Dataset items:
--------------------------------------------------

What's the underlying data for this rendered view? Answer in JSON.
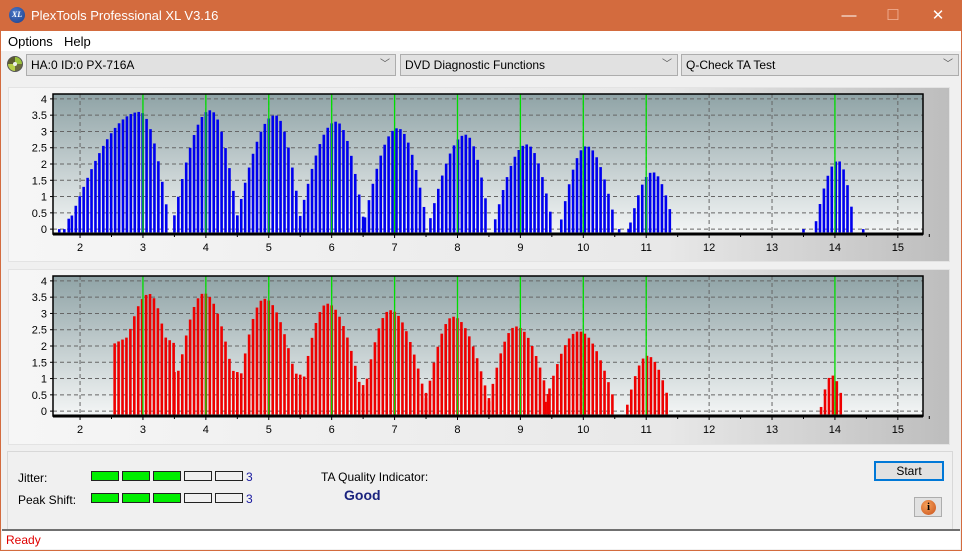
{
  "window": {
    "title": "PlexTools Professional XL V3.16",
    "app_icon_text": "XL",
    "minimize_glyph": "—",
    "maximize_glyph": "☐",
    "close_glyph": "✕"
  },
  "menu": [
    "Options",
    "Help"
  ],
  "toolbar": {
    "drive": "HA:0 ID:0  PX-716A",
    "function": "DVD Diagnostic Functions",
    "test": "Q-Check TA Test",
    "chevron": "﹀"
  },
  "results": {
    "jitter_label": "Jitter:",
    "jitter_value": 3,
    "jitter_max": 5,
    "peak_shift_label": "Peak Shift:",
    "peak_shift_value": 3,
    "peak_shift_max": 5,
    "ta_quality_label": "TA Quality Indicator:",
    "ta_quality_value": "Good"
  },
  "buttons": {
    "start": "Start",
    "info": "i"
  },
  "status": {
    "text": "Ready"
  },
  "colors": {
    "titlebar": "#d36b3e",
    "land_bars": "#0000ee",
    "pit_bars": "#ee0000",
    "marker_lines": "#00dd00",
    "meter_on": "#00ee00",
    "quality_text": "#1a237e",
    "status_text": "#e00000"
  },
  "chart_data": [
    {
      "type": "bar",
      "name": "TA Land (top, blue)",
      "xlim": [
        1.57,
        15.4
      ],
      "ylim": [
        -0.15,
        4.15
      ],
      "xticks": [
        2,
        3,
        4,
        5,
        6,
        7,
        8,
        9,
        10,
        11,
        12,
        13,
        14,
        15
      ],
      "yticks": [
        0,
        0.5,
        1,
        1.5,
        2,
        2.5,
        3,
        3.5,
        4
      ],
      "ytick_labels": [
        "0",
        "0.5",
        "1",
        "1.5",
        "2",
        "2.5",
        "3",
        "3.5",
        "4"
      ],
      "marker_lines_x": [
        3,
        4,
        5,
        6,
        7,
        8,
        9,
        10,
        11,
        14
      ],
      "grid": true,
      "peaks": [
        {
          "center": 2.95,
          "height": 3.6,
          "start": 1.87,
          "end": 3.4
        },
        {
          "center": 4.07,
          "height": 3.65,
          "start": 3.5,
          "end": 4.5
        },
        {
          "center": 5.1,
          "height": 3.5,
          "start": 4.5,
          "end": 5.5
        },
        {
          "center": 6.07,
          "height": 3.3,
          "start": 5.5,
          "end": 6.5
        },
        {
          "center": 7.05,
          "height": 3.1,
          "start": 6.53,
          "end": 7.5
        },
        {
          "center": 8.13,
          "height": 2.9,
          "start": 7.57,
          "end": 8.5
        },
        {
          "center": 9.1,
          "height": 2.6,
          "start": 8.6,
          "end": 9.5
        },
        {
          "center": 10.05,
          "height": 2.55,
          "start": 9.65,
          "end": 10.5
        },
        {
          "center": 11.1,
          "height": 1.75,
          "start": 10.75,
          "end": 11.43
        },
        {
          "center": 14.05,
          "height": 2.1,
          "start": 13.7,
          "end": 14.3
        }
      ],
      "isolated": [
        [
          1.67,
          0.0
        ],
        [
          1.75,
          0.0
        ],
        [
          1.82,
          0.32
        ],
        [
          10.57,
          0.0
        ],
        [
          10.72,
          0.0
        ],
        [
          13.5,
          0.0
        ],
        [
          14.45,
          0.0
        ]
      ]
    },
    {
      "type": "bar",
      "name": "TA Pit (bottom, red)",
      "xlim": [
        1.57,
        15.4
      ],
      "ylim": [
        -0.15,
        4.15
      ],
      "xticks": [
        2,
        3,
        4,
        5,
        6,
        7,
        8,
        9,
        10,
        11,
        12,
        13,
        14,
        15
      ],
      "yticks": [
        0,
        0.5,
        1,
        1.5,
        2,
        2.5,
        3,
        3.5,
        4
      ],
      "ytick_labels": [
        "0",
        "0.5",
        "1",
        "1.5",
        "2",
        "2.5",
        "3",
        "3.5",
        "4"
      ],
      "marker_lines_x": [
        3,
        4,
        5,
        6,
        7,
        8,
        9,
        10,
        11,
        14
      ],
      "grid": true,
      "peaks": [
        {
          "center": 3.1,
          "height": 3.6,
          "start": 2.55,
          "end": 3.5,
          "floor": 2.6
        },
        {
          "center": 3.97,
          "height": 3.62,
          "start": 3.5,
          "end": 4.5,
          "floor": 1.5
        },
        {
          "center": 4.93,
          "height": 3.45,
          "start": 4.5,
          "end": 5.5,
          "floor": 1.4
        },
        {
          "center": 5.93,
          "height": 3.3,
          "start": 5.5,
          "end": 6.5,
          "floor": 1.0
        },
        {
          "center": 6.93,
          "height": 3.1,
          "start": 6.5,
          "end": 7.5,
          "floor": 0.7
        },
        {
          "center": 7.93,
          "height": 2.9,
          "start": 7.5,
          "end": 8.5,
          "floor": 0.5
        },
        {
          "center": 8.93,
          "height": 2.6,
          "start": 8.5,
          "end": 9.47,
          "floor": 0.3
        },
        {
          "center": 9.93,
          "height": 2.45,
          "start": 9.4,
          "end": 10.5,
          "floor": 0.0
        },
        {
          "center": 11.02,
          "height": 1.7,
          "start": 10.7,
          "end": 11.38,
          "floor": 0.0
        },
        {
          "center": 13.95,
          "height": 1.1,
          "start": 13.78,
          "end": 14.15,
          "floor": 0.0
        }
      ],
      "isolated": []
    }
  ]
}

--------------------------------------------------

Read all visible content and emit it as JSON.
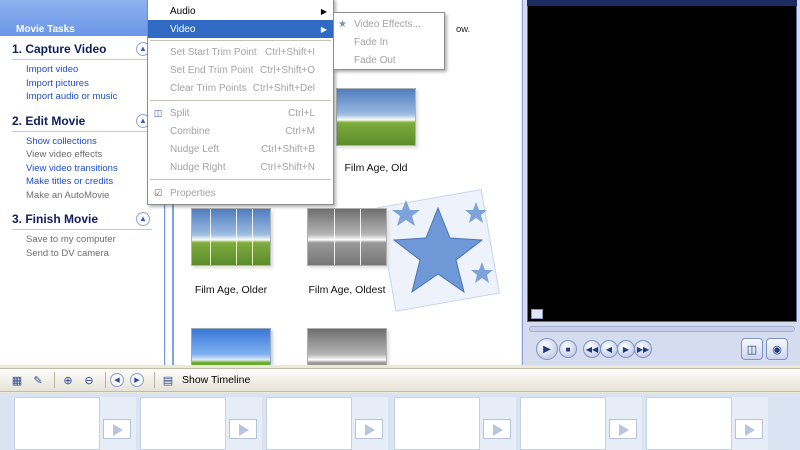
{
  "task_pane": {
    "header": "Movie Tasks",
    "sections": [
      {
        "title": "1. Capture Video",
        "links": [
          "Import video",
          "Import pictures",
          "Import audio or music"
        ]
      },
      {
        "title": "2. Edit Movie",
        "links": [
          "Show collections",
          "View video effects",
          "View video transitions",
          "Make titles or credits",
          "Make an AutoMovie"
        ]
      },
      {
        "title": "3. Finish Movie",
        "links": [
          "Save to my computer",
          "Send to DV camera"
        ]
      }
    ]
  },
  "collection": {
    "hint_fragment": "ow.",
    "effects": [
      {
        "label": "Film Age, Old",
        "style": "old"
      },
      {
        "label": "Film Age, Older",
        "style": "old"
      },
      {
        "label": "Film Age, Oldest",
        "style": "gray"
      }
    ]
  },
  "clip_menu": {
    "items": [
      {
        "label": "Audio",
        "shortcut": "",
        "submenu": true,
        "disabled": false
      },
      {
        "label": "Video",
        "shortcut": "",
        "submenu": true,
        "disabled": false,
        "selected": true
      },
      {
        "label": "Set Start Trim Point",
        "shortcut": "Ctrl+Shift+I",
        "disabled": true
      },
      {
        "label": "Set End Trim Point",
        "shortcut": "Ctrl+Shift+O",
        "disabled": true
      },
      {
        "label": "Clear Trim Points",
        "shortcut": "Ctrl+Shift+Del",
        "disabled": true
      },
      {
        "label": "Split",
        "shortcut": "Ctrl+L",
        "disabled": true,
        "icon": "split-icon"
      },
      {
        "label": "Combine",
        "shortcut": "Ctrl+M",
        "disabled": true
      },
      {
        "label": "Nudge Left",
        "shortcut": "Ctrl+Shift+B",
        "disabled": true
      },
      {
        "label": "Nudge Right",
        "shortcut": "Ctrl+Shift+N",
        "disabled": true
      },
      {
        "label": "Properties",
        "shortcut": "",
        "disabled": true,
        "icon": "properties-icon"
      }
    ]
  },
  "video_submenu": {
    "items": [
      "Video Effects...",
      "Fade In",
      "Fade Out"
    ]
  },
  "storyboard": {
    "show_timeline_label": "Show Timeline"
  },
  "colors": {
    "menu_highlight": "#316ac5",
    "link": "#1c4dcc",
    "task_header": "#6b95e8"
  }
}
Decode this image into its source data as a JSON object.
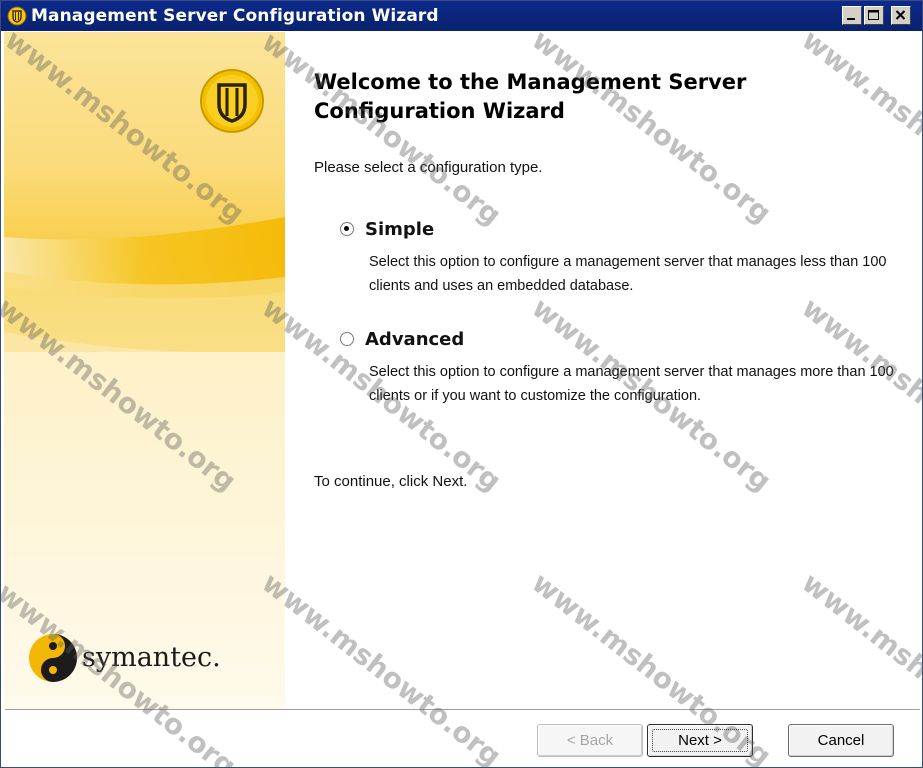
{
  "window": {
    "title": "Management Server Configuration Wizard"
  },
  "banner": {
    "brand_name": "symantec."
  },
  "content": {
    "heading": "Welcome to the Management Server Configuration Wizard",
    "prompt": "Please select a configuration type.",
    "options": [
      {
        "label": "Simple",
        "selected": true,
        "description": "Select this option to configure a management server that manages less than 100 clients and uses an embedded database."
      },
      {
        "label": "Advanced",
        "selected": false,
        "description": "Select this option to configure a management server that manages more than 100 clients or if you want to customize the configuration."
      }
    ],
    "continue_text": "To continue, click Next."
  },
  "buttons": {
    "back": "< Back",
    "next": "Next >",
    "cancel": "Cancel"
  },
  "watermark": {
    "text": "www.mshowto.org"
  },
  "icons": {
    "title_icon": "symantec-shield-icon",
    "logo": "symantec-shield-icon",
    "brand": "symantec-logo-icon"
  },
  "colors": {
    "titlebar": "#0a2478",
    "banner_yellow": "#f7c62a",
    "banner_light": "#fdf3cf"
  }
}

--------------------------------------------------

> [What the task requires] Check each line above for the string "Make" and show the ones that have it.

> [Exercise answer]
          "Make titles or credits",
          "Make an AutoMovie"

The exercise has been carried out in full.